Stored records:
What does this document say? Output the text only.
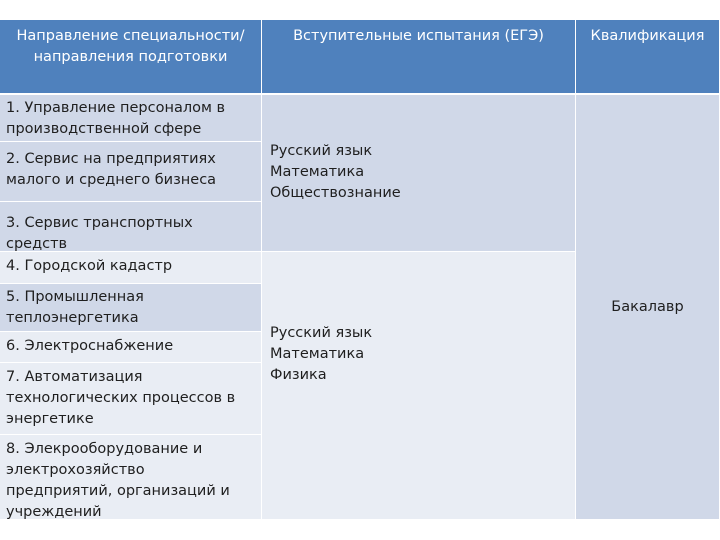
Направление специальности/направления подготовки
Вступительные испытания (ЕГЭ)	Квалификация
1. Управление персоналом в производственной сфере
2. Сервис на предприятиях малого и среднего бизнеса
3. Сервис транспортных средств
4. Городской кадастр
5. Промышленная теплоэнергетика
6. Электроснабжение
7. Автоматизация технологических процессов в энергетике
8. Элекрооборудование и электрохозяйство предприятий, организаций и учреждений
Русский язык
Математика
Обществознание
Русский язык
Математика
Физика
Бакалавр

▸ Task goal: In the copy, include no pictures; restate the listing above exactly.

▸ Problem solution:
What does this document say? Output the text only.
Направление специальности/направления подготовки
Вступительные испытания (ЕГЭ)	Квалификация
1. Управление персоналом в производственной сфере
2. Сервис на предприятиях малого и среднего бизнеса
3. Сервис транспортных средств
4. Городской кадастр
5. Промышленная теплоэнергетика
6. Электроснабжение
7. Автоматизация технологических процессов в энергетике
8. Элекрооборудование и электрохозяйство предприятий, организаций и учреждений
Русский язык
Математика
Обществознание
Русский язык
Математика
Физика
Бакалавр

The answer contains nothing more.